Figure content listings
━━━━━━
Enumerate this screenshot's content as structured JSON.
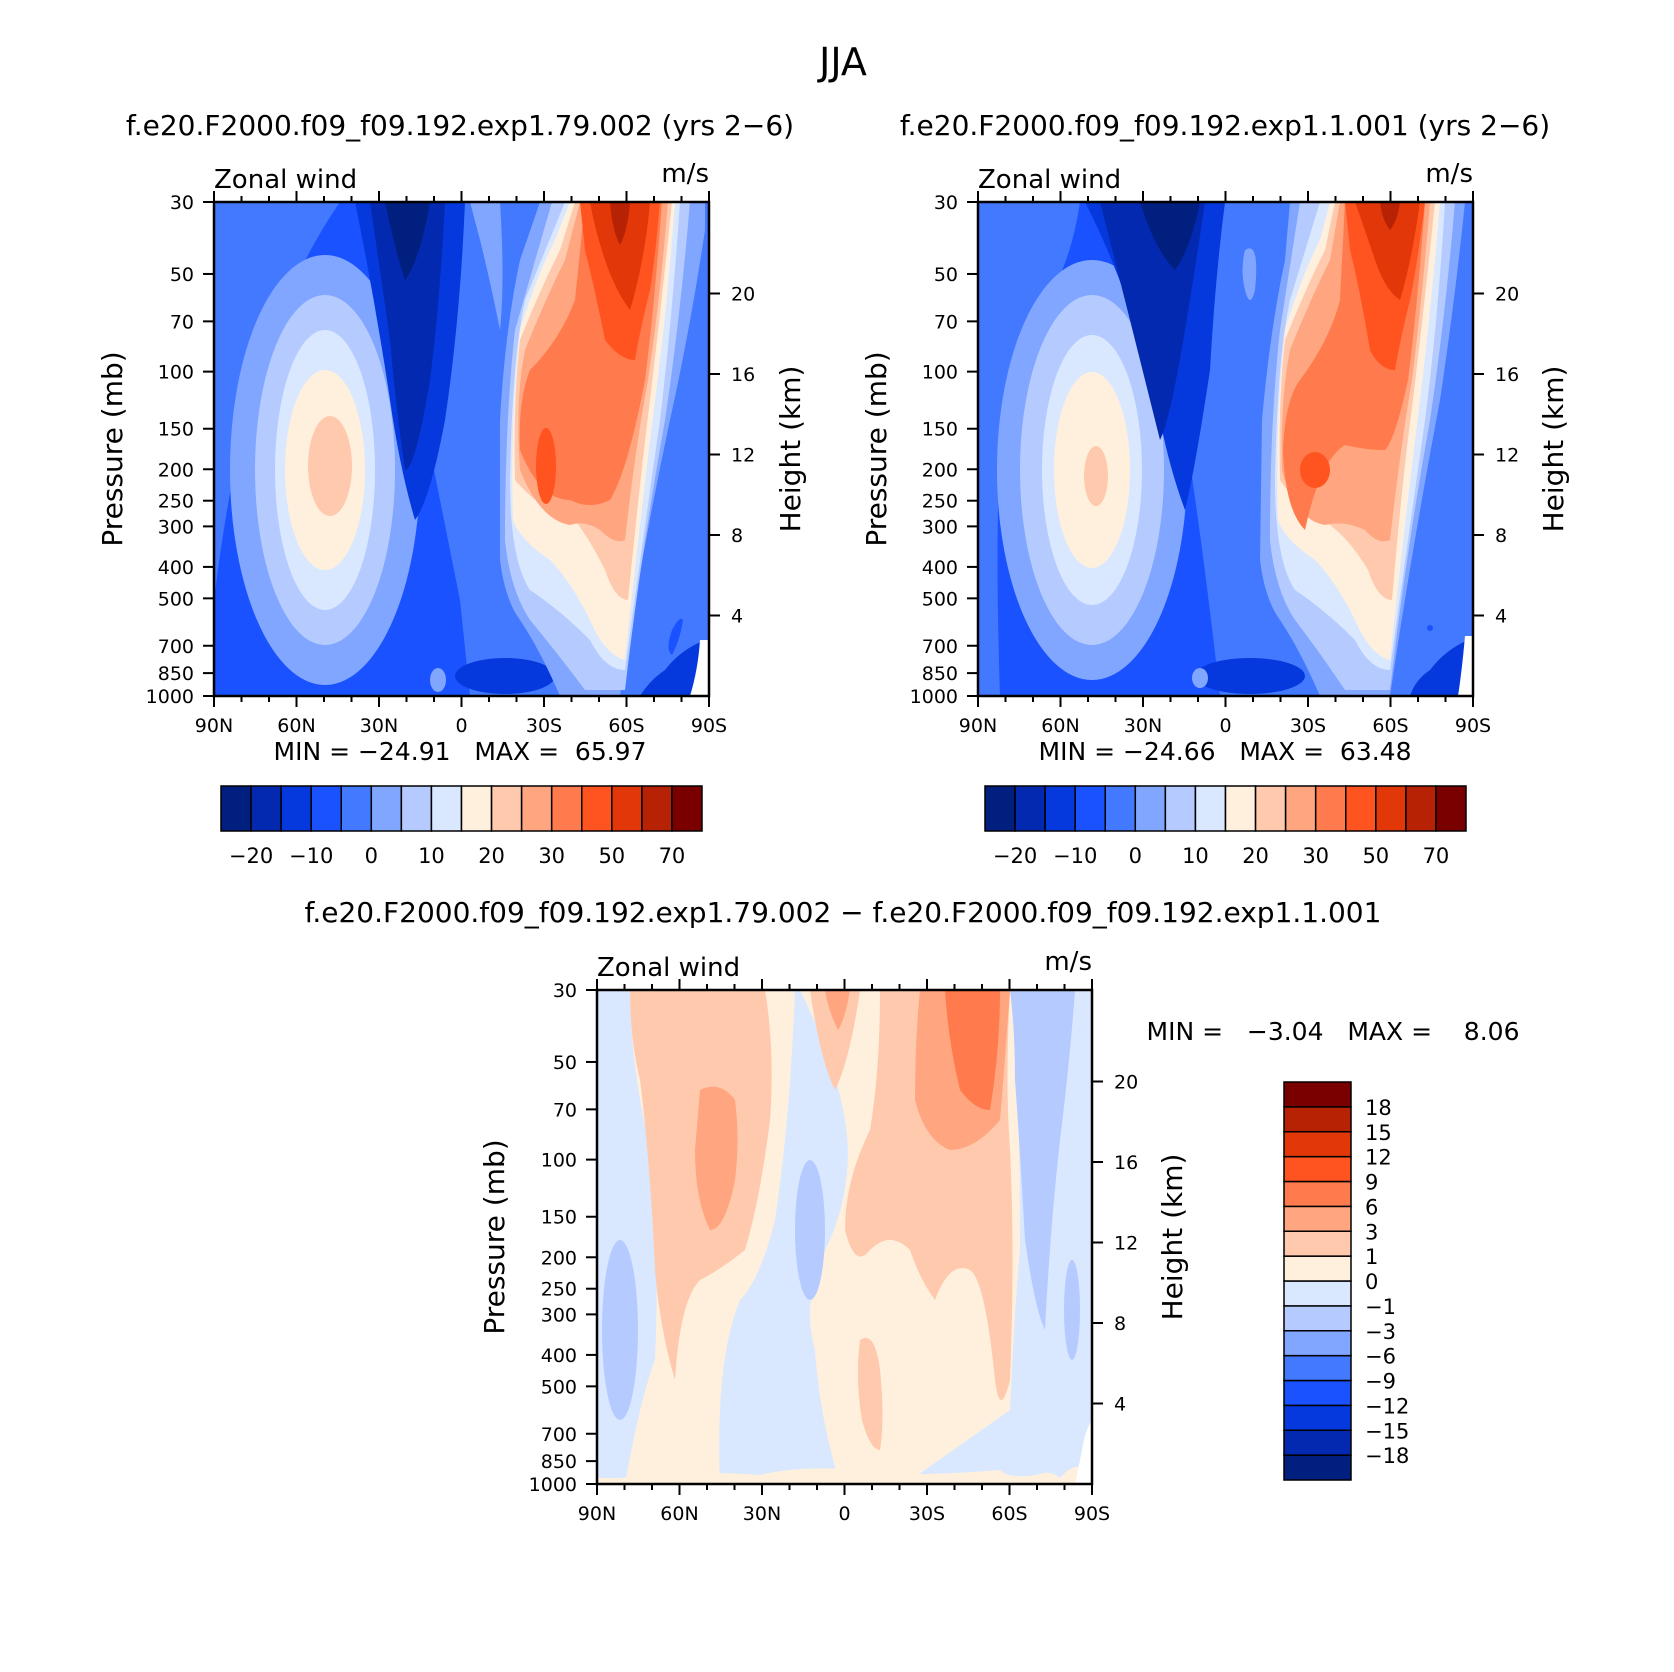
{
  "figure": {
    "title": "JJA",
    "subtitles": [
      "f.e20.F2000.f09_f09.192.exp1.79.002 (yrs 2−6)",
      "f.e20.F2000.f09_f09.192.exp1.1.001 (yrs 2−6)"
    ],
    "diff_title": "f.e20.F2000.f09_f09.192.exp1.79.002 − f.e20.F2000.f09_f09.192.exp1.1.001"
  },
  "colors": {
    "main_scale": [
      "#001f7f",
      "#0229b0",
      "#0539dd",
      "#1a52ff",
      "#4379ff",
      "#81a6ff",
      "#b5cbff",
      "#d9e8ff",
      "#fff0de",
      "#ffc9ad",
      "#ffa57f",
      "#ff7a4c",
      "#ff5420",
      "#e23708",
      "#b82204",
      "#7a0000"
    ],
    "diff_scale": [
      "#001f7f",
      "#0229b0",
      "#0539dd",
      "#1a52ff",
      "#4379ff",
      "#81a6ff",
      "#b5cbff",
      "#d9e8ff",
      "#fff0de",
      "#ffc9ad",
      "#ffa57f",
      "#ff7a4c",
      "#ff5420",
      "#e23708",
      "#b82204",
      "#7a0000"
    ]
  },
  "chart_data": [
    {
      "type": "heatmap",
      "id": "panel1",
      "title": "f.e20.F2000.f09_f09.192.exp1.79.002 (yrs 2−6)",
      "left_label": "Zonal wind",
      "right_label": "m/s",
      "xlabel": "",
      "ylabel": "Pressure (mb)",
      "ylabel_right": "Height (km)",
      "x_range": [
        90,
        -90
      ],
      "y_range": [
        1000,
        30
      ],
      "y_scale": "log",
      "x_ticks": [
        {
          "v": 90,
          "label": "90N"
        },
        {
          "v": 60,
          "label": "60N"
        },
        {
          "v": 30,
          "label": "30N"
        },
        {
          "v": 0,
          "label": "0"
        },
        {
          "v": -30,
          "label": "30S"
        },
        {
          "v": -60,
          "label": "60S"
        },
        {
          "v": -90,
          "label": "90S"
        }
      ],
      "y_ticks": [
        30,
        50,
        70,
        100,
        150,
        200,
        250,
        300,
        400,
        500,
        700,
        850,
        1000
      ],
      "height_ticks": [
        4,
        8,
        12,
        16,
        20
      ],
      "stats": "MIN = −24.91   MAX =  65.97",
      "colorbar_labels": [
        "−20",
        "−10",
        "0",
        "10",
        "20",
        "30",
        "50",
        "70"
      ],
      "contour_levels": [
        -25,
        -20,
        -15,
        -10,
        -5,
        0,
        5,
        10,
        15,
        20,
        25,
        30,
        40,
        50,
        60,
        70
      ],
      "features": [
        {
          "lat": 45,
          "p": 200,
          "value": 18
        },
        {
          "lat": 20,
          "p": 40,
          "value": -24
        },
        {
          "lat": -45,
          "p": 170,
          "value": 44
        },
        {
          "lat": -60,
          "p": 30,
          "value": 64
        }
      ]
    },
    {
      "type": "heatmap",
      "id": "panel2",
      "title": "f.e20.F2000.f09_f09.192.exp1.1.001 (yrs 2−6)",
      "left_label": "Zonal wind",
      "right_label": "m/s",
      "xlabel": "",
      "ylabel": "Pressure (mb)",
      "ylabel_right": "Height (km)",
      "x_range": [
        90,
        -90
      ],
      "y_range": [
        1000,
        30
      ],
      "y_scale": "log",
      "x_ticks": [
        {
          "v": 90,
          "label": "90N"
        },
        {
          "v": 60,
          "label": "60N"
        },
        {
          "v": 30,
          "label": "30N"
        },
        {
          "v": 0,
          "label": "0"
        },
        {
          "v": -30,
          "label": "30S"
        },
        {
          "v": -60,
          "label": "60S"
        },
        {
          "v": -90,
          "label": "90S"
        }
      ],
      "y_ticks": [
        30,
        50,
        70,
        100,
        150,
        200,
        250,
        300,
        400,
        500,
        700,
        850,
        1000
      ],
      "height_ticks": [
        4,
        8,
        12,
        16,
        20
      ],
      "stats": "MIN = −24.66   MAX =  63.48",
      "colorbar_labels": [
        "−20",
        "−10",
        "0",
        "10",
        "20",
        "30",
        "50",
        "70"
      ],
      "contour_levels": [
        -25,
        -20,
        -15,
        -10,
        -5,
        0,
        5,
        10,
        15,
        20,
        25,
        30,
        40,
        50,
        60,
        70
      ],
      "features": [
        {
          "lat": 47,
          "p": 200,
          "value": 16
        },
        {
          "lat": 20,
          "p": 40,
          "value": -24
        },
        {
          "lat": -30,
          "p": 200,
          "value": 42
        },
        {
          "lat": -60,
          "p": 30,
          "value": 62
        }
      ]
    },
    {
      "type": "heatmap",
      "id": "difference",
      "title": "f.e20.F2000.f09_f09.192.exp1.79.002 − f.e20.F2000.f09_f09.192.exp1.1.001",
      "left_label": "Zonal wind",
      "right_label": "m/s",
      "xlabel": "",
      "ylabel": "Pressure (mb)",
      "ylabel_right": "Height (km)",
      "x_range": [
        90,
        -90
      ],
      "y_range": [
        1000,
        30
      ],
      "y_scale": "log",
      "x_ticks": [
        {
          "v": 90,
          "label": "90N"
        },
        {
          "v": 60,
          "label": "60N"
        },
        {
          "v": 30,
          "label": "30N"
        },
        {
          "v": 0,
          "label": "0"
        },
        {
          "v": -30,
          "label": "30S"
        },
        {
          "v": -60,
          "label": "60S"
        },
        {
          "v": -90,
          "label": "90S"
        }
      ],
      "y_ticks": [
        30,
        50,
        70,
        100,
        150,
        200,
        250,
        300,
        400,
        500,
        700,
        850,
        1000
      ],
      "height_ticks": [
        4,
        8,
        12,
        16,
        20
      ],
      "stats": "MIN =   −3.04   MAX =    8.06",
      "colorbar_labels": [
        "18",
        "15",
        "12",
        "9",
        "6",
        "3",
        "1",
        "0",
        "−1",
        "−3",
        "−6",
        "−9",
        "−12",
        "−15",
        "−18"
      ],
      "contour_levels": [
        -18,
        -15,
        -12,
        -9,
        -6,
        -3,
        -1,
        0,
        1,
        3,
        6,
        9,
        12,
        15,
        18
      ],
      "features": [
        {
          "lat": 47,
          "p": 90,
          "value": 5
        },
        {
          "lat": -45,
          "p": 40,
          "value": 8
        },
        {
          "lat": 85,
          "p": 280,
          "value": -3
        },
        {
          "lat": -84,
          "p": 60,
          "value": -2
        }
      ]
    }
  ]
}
━━━━━━
WORK REQUIRED
Go through the material above and print all of it exactly, except the pictures.

FINAL ANSWER
Enumerate this screenshot's content as structured JSON.
{
  "figure": {
    "title": "JJA",
    "subtitles": [
      "f.e20.F2000.f09_f09.192.exp1.79.002 (yrs 2−6)",
      "f.e20.F2000.f09_f09.192.exp1.1.001 (yrs 2−6)"
    ],
    "diff_title": "f.e20.F2000.f09_f09.192.exp1.79.002 − f.e20.F2000.f09_f09.192.exp1.1.001"
  },
  "colors": {
    "main_scale": [
      "#001f7f",
      "#0229b0",
      "#0539dd",
      "#1a52ff",
      "#4379ff",
      "#81a6ff",
      "#b5cbff",
      "#d9e8ff",
      "#fff0de",
      "#ffc9ad",
      "#ffa57f",
      "#ff7a4c",
      "#ff5420",
      "#e23708",
      "#b82204",
      "#7a0000"
    ],
    "diff_scale": [
      "#001f7f",
      "#0229b0",
      "#0539dd",
      "#1a52ff",
      "#4379ff",
      "#81a6ff",
      "#b5cbff",
      "#d9e8ff",
      "#fff0de",
      "#ffc9ad",
      "#ffa57f",
      "#ff7a4c",
      "#ff5420",
      "#e23708",
      "#b82204",
      "#7a0000"
    ]
  },
  "chart_data": [
    {
      "type": "heatmap",
      "id": "panel1",
      "title": "f.e20.F2000.f09_f09.192.exp1.79.002 (yrs 2−6)",
      "left_label": "Zonal wind",
      "right_label": "m/s",
      "xlabel": "",
      "ylabel": "Pressure (mb)",
      "ylabel_right": "Height (km)",
      "x_range": [
        90,
        -90
      ],
      "y_range": [
        1000,
        30
      ],
      "y_scale": "log",
      "x_ticks": [
        {
          "v": 90,
          "label": "90N"
        },
        {
          "v": 60,
          "label": "60N"
        },
        {
          "v": 30,
          "label": "30N"
        },
        {
          "v": 0,
          "label": "0"
        },
        {
          "v": -30,
          "label": "30S"
        },
        {
          "v": -60,
          "label": "60S"
        },
        {
          "v": -90,
          "label": "90S"
        }
      ],
      "y_ticks": [
        30,
        50,
        70,
        100,
        150,
        200,
        250,
        300,
        400,
        500,
        700,
        850,
        1000
      ],
      "height_ticks": [
        4,
        8,
        12,
        16,
        20
      ],
      "stats": "MIN = −24.91   MAX =  65.97",
      "colorbar_labels": [
        "−20",
        "−10",
        "0",
        "10",
        "20",
        "30",
        "50",
        "70"
      ],
      "contour_levels": [
        -25,
        -20,
        -15,
        -10,
        -5,
        0,
        5,
        10,
        15,
        20,
        25,
        30,
        40,
        50,
        60,
        70
      ],
      "features": [
        {
          "lat": 45,
          "p": 200,
          "value": 18
        },
        {
          "lat": 20,
          "p": 40,
          "value": -24
        },
        {
          "lat": -45,
          "p": 170,
          "value": 44
        },
        {
          "lat": -60,
          "p": 30,
          "value": 64
        }
      ]
    },
    {
      "type": "heatmap",
      "id": "panel2",
      "title": "f.e20.F2000.f09_f09.192.exp1.1.001 (yrs 2−6)",
      "left_label": "Zonal wind",
      "right_label": "m/s",
      "xlabel": "",
      "ylabel": "Pressure (mb)",
      "ylabel_right": "Height (km)",
      "x_range": [
        90,
        -90
      ],
      "y_range": [
        1000,
        30
      ],
      "y_scale": "log",
      "x_ticks": [
        {
          "v": 90,
          "label": "90N"
        },
        {
          "v": 60,
          "label": "60N"
        },
        {
          "v": 30,
          "label": "30N"
        },
        {
          "v": 0,
          "label": "0"
        },
        {
          "v": -30,
          "label": "30S"
        },
        {
          "v": -60,
          "label": "60S"
        },
        {
          "v": -90,
          "label": "90S"
        }
      ],
      "y_ticks": [
        30,
        50,
        70,
        100,
        150,
        200,
        250,
        300,
        400,
        500,
        700,
        850,
        1000
      ],
      "height_ticks": [
        4,
        8,
        12,
        16,
        20
      ],
      "stats": "MIN = −24.66   MAX =  63.48",
      "colorbar_labels": [
        "−20",
        "−10",
        "0",
        "10",
        "20",
        "30",
        "50",
        "70"
      ],
      "contour_levels": [
        -25,
        -20,
        -15,
        -10,
        -5,
        0,
        5,
        10,
        15,
        20,
        25,
        30,
        40,
        50,
        60,
        70
      ],
      "features": [
        {
          "lat": 47,
          "p": 200,
          "value": 16
        },
        {
          "lat": 20,
          "p": 40,
          "value": -24
        },
        {
          "lat": -30,
          "p": 200,
          "value": 42
        },
        {
          "lat": -60,
          "p": 30,
          "value": 62
        }
      ]
    },
    {
      "type": "heatmap",
      "id": "difference",
      "title": "f.e20.F2000.f09_f09.192.exp1.79.002 − f.e20.F2000.f09_f09.192.exp1.1.001",
      "left_label": "Zonal wind",
      "right_label": "m/s",
      "xlabel": "",
      "ylabel": "Pressure (mb)",
      "ylabel_right": "Height (km)",
      "x_range": [
        90,
        -90
      ],
      "y_range": [
        1000,
        30
      ],
      "y_scale": "log",
      "x_ticks": [
        {
          "v": 90,
          "label": "90N"
        },
        {
          "v": 60,
          "label": "60N"
        },
        {
          "v": 30,
          "label": "30N"
        },
        {
          "v": 0,
          "label": "0"
        },
        {
          "v": -30,
          "label": "30S"
        },
        {
          "v": -60,
          "label": "60S"
        },
        {
          "v": -90,
          "label": "90S"
        }
      ],
      "y_ticks": [
        30,
        50,
        70,
        100,
        150,
        200,
        250,
        300,
        400,
        500,
        700,
        850,
        1000
      ],
      "height_ticks": [
        4,
        8,
        12,
        16,
        20
      ],
      "stats": "MIN =   −3.04   MAX =    8.06",
      "colorbar_labels": [
        "18",
        "15",
        "12",
        "9",
        "6",
        "3",
        "1",
        "0",
        "−1",
        "−3",
        "−6",
        "−9",
        "−12",
        "−15",
        "−18"
      ],
      "contour_levels": [
        -18,
        -15,
        -12,
        -9,
        -6,
        -3,
        -1,
        0,
        1,
        3,
        6,
        9,
        12,
        15,
        18
      ],
      "features": [
        {
          "lat": 47,
          "p": 90,
          "value": 5
        },
        {
          "lat": -45,
          "p": 40,
          "value": 8
        },
        {
          "lat": 85,
          "p": 280,
          "value": -3
        },
        {
          "lat": -84,
          "p": 60,
          "value": -2
        }
      ]
    }
  ]
}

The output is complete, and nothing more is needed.